*WHAT THE EXERCISE ASKS*.
Copy all of the data below, reproducing every line exactly.

*GIVEN ENTRIES*.
§ §

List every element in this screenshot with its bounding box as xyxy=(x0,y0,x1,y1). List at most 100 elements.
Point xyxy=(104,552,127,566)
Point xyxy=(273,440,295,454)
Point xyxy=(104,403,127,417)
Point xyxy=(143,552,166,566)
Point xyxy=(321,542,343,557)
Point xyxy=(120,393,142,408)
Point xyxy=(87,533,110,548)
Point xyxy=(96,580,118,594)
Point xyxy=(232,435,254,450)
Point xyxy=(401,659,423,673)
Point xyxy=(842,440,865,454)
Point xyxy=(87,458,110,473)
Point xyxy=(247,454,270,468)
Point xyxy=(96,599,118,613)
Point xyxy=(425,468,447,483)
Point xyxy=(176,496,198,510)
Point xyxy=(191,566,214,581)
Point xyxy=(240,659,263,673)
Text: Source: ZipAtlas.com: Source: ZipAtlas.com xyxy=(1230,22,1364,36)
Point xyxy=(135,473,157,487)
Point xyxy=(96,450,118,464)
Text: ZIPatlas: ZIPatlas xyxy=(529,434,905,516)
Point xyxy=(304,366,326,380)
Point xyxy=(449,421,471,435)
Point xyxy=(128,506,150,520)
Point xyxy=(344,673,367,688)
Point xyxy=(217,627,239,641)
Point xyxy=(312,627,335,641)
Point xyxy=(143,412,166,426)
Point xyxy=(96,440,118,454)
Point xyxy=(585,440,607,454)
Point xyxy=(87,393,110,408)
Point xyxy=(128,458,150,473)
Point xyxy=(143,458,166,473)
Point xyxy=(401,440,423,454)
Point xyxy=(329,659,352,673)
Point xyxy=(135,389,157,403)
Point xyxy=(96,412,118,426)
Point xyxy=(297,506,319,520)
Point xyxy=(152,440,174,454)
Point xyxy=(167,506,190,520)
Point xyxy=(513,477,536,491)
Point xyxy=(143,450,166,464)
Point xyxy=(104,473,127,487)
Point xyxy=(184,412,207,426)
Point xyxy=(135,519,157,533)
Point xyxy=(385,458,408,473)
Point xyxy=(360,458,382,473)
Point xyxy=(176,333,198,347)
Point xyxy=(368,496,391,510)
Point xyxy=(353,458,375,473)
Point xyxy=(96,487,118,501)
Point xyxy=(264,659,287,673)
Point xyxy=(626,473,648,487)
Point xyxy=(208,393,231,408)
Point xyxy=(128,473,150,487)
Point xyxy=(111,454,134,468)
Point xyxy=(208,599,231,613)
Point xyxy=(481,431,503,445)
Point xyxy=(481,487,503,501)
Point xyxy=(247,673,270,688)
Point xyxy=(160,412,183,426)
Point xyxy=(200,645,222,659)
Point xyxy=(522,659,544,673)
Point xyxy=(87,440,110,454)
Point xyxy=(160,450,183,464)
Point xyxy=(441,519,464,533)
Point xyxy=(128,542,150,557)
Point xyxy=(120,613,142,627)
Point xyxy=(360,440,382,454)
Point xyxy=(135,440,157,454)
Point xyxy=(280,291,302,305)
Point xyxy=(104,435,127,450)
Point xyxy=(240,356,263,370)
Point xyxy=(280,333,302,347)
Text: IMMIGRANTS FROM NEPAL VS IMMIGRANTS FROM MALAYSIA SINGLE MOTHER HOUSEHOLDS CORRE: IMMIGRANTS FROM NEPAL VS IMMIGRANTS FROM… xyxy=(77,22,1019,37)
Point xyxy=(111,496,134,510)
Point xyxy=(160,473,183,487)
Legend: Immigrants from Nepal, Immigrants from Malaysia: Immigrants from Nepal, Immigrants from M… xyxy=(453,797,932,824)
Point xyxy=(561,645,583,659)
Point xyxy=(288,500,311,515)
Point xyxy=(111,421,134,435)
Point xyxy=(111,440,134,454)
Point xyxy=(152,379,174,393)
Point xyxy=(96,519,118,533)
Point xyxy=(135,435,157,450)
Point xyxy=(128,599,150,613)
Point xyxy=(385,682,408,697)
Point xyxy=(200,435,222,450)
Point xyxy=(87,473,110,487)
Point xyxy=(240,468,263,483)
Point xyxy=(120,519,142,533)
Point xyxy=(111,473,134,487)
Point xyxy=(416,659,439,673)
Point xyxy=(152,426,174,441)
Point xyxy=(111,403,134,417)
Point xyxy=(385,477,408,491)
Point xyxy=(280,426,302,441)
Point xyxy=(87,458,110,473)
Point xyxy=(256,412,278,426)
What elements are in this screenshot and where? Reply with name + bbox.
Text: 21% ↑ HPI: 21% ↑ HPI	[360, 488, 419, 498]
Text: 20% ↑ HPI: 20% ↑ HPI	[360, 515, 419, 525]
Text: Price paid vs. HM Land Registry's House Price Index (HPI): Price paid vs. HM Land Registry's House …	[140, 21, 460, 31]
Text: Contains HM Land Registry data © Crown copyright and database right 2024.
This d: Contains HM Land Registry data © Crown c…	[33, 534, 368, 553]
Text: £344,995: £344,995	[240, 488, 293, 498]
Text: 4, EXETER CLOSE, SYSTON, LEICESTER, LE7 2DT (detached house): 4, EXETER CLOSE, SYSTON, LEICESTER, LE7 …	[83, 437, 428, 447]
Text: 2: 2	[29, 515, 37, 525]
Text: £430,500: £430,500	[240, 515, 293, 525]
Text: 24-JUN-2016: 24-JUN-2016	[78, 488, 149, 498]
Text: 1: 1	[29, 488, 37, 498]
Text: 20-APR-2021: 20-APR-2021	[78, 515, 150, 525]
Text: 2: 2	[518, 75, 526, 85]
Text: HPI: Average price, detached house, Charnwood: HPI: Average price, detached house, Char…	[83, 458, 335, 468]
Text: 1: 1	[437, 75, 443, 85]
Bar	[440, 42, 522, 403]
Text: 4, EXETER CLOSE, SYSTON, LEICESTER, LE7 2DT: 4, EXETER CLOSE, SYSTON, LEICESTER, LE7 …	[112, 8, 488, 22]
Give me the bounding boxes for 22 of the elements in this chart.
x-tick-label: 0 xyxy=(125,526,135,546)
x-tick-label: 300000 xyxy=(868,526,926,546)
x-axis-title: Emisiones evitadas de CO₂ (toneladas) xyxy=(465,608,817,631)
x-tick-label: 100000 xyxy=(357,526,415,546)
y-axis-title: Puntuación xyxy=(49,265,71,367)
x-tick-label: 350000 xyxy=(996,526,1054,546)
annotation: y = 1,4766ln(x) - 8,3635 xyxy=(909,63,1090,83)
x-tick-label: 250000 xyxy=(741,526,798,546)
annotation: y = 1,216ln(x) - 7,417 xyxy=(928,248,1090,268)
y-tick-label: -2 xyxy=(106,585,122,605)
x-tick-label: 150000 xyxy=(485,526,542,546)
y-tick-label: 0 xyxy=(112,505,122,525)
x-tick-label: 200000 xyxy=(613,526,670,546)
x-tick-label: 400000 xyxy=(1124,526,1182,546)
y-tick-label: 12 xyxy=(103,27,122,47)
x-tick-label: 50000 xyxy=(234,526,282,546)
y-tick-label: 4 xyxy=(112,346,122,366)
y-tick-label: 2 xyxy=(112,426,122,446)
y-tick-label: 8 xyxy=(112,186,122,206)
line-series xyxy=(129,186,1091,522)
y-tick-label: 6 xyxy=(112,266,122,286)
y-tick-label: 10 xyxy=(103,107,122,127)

§ §

*FULL RESPONSE*.
List every element in this screenshot with its bounding box as xyxy=(x0,y0,x1,y1). List at most 100 elements.
Point xyxy=(104,552,127,566)
Point xyxy=(273,440,295,454)
Point xyxy=(104,403,127,417)
Point xyxy=(143,552,166,566)
Point xyxy=(321,542,343,557)
Point xyxy=(120,393,142,408)
Point xyxy=(87,533,110,548)
Point xyxy=(96,580,118,594)
Point xyxy=(232,435,254,450)
Point xyxy=(401,659,423,673)
Point xyxy=(842,440,865,454)
Point xyxy=(87,458,110,473)
Point xyxy=(247,454,270,468)
Point xyxy=(96,599,118,613)
Point xyxy=(425,468,447,483)
Point xyxy=(176,496,198,510)
Point xyxy=(191,566,214,581)
Point xyxy=(240,659,263,673)
Text: Source: ZipAtlas.com: Source: ZipAtlas.com xyxy=(1230,22,1364,36)
Point xyxy=(135,473,157,487)
Point xyxy=(96,450,118,464)
Text: ZIPatlas: ZIPatlas xyxy=(529,434,905,516)
Point xyxy=(304,366,326,380)
Point xyxy=(449,421,471,435)
Point xyxy=(128,506,150,520)
Point xyxy=(344,673,367,688)
Point xyxy=(217,627,239,641)
Point xyxy=(312,627,335,641)
Point xyxy=(143,412,166,426)
Point xyxy=(96,440,118,454)
Point xyxy=(585,440,607,454)
Point xyxy=(87,393,110,408)
Point xyxy=(128,458,150,473)
Point xyxy=(143,458,166,473)
Point xyxy=(401,440,423,454)
Point xyxy=(329,659,352,673)
Point xyxy=(135,389,157,403)
Point xyxy=(96,412,118,426)
Point xyxy=(297,506,319,520)
Point xyxy=(152,440,174,454)
Point xyxy=(167,506,190,520)
Point xyxy=(513,477,536,491)
Point xyxy=(143,450,166,464)
Point xyxy=(104,473,127,487)
Point xyxy=(184,412,207,426)
Point xyxy=(135,519,157,533)
Point xyxy=(385,458,408,473)
Point xyxy=(360,458,382,473)
Point xyxy=(176,333,198,347)
Point xyxy=(368,496,391,510)
Point xyxy=(353,458,375,473)
Point xyxy=(96,487,118,501)
Point xyxy=(264,659,287,673)
Point xyxy=(626,473,648,487)
Point xyxy=(208,393,231,408)
Point xyxy=(128,473,150,487)
Point xyxy=(111,454,134,468)
Point xyxy=(208,599,231,613)
Point xyxy=(481,431,503,445)
Point xyxy=(481,487,503,501)
Point xyxy=(247,673,270,688)
Point xyxy=(160,412,183,426)
Point xyxy=(200,645,222,659)
Point xyxy=(522,659,544,673)
Point xyxy=(87,440,110,454)
Point xyxy=(160,450,183,464)
Point xyxy=(441,519,464,533)
Point xyxy=(128,542,150,557)
Point xyxy=(120,613,142,627)
Point xyxy=(360,440,382,454)
Point xyxy=(135,440,157,454)
Point xyxy=(280,291,302,305)
Point xyxy=(104,435,127,450)
Point xyxy=(240,356,263,370)
Point xyxy=(280,333,302,347)
Text: IMMIGRANTS FROM NEPAL VS IMMIGRANTS FROM MALAYSIA SINGLE MOTHER HOUSEHOLDS CORRE: IMMIGRANTS FROM NEPAL VS IMMIGRANTS FROM… xyxy=(77,22,1019,37)
Point xyxy=(111,496,134,510)
Point xyxy=(160,473,183,487)
Legend: Immigrants from Nepal, Immigrants from Malaysia: Immigrants from Nepal, Immigrants from M… xyxy=(453,797,932,824)
Point xyxy=(561,645,583,659)
Point xyxy=(288,500,311,515)
Point xyxy=(111,421,134,435)
Point xyxy=(111,440,134,454)
Point xyxy=(152,379,174,393)
Point xyxy=(96,519,118,533)
Point xyxy=(135,435,157,450)
Point xyxy=(128,599,150,613)
Point xyxy=(385,682,408,697)
Point xyxy=(200,435,222,450)
Point xyxy=(87,473,110,487)
Point xyxy=(240,468,263,483)
Point xyxy=(120,519,142,533)
Point xyxy=(111,473,134,487)
Point xyxy=(416,659,439,673)
Point xyxy=(152,426,174,441)
Point xyxy=(111,403,134,417)
Point xyxy=(385,477,408,491)
Point xyxy=(280,426,302,441)
Point xyxy=(87,458,110,473)
Point xyxy=(256,412,278,426)
What elements are in this screenshot and where? Reply with name + bbox.
Text: 21% ↑ HPI: 21% ↑ HPI	[360, 488, 419, 498]
Text: 20% ↑ HPI: 20% ↑ HPI	[360, 515, 419, 525]
Text: Price paid vs. HM Land Registry's House Price Index (HPI): Price paid vs. HM Land Registry's House …	[140, 21, 460, 31]
Text: Contains HM Land Registry data © Crown copyright and database right 2024.
This d: Contains HM Land Registry data © Crown c…	[33, 534, 368, 553]
Text: £344,995: £344,995	[240, 488, 293, 498]
Text: 4, EXETER CLOSE, SYSTON, LEICESTER, LE7 2DT (detached house): 4, EXETER CLOSE, SYSTON, LEICESTER, LE7 …	[83, 437, 428, 447]
Text: 2: 2	[29, 515, 37, 525]
Text: £430,500: £430,500	[240, 515, 293, 525]
Text: 24-JUN-2016: 24-JUN-2016	[78, 488, 149, 498]
Text: 1: 1	[29, 488, 37, 498]
Text: 20-APR-2021: 20-APR-2021	[78, 515, 150, 525]
Text: 2: 2	[518, 75, 526, 85]
Text: HPI: Average price, detached house, Charnwood: HPI: Average price, detached house, Char…	[83, 458, 335, 468]
Text: 1: 1	[437, 75, 443, 85]
Bar	[440, 42, 522, 403]
Text: 4, EXETER CLOSE, SYSTON, LEICESTER, LE7 2DT: 4, EXETER CLOSE, SYSTON, LEICESTER, LE7 …	[112, 8, 488, 22]
Give me the bounding boxes for 22 of the elements in this chart.
x-tick-label: 0 xyxy=(125,526,135,546)
x-tick-label: 300000 xyxy=(868,526,926,546)
x-axis-title: Emisiones evitadas de CO₂ (toneladas) xyxy=(465,608,817,631)
x-tick-label: 100000 xyxy=(357,526,415,546)
y-axis-title: Puntuación xyxy=(49,265,71,367)
x-tick-label: 350000 xyxy=(996,526,1054,546)
annotation: y = 1,4766ln(x) - 8,3635 xyxy=(909,63,1090,83)
x-tick-label: 250000 xyxy=(741,526,798,546)
annotation: y = 1,216ln(x) - 7,417 xyxy=(928,248,1090,268)
y-tick-label: -2 xyxy=(106,585,122,605)
x-tick-label: 150000 xyxy=(485,526,542,546)
y-tick-label: 0 xyxy=(112,505,122,525)
x-tick-label: 200000 xyxy=(613,526,670,546)
x-tick-label: 400000 xyxy=(1124,526,1182,546)
y-tick-label: 12 xyxy=(103,27,122,47)
x-tick-label: 50000 xyxy=(234,526,282,546)
y-tick-label: 4 xyxy=(112,346,122,366)
y-tick-label: 2 xyxy=(112,426,122,446)
y-tick-label: 8 xyxy=(112,186,122,206)
line-series xyxy=(129,186,1091,522)
y-tick-label: 6 xyxy=(112,266,122,286)
y-tick-label: 10 xyxy=(103,107,122,127)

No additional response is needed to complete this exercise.